[Start of DATA FOR PROCESSING]

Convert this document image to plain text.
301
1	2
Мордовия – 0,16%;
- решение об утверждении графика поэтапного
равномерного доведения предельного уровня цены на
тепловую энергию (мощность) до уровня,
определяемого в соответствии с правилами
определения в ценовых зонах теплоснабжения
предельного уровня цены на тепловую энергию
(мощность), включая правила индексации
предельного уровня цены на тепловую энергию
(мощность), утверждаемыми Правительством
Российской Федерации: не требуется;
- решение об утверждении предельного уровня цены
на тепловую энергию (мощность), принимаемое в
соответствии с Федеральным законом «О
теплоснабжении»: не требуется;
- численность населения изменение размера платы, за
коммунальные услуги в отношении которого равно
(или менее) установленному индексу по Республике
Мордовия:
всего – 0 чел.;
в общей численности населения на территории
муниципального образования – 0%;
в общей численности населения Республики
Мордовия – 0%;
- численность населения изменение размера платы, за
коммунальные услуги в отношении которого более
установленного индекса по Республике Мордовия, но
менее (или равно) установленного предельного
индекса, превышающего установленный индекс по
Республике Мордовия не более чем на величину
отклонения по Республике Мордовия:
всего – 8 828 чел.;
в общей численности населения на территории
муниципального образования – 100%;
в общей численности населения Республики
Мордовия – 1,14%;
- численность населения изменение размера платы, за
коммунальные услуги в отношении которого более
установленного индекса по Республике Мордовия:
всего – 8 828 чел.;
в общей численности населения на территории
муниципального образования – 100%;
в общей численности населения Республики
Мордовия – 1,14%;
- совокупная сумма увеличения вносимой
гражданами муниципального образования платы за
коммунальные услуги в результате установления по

[End of DATA FOR PROCESSING]
[Start of DATA FOR PROCESSING]

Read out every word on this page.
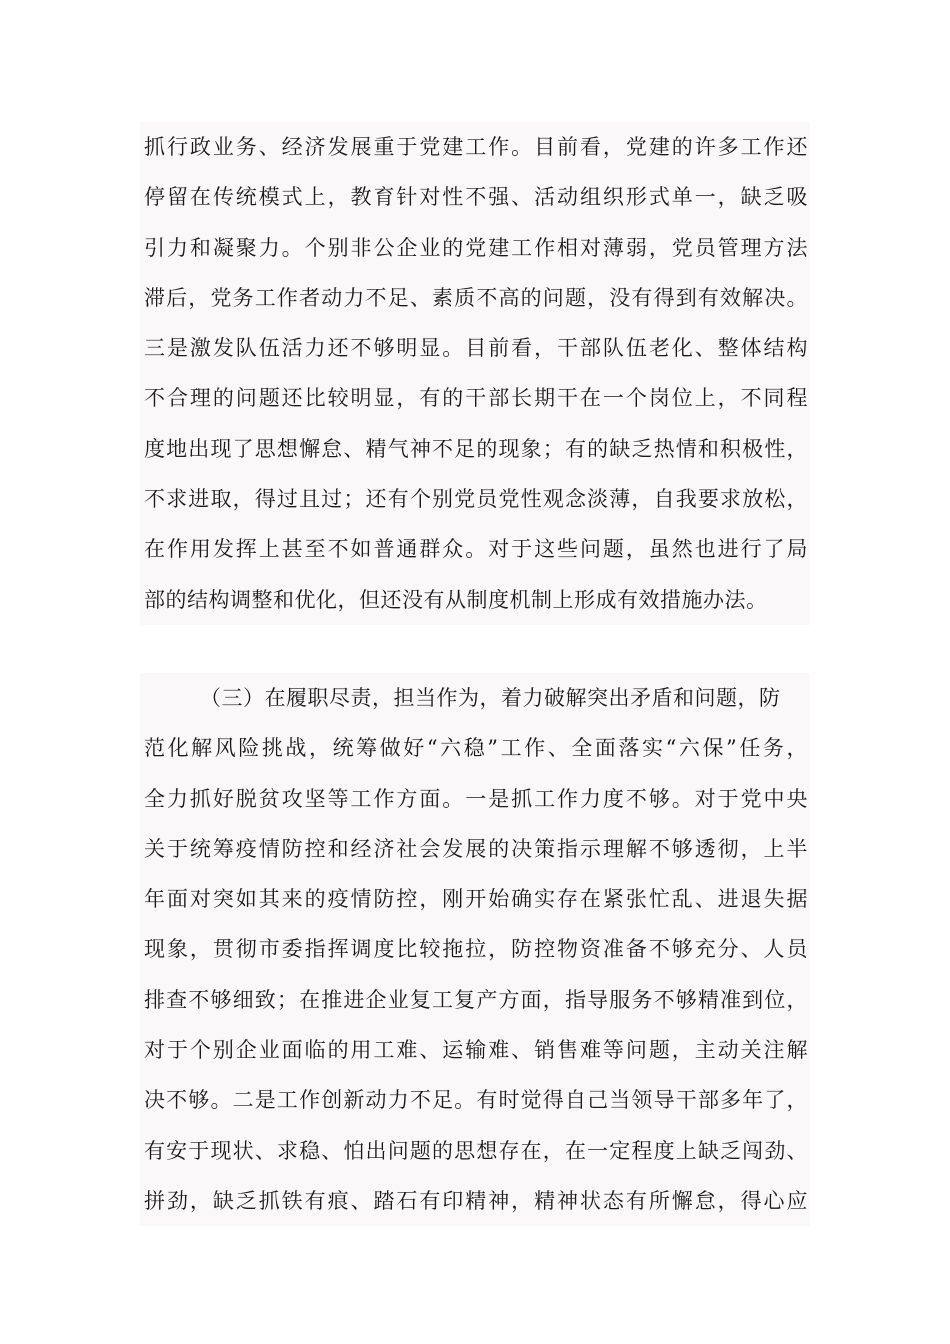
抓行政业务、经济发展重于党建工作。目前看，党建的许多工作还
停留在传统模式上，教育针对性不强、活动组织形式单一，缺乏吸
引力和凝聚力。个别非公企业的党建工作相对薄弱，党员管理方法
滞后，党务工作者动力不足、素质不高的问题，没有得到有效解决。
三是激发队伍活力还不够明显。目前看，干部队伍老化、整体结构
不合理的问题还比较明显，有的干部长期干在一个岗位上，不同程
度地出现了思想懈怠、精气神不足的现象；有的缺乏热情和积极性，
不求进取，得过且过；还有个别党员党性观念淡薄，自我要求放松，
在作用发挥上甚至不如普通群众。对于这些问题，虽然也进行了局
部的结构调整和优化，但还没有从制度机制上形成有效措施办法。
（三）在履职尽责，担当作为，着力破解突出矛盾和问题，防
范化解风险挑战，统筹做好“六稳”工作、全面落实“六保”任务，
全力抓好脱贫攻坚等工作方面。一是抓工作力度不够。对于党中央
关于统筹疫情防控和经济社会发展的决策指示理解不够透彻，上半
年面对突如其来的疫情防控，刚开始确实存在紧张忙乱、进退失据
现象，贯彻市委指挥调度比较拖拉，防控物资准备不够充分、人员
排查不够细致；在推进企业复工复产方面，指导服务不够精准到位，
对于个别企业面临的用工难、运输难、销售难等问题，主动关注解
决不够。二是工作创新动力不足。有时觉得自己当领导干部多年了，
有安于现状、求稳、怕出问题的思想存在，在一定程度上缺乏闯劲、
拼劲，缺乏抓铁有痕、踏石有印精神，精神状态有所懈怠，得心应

[End of DATA FOR PROCESSING]

§ **GIVEN TASK**
Among these entries, how many lines include the string "цены"? Reply with the number by itself.

§ **EXERCISE OUTPUT**
4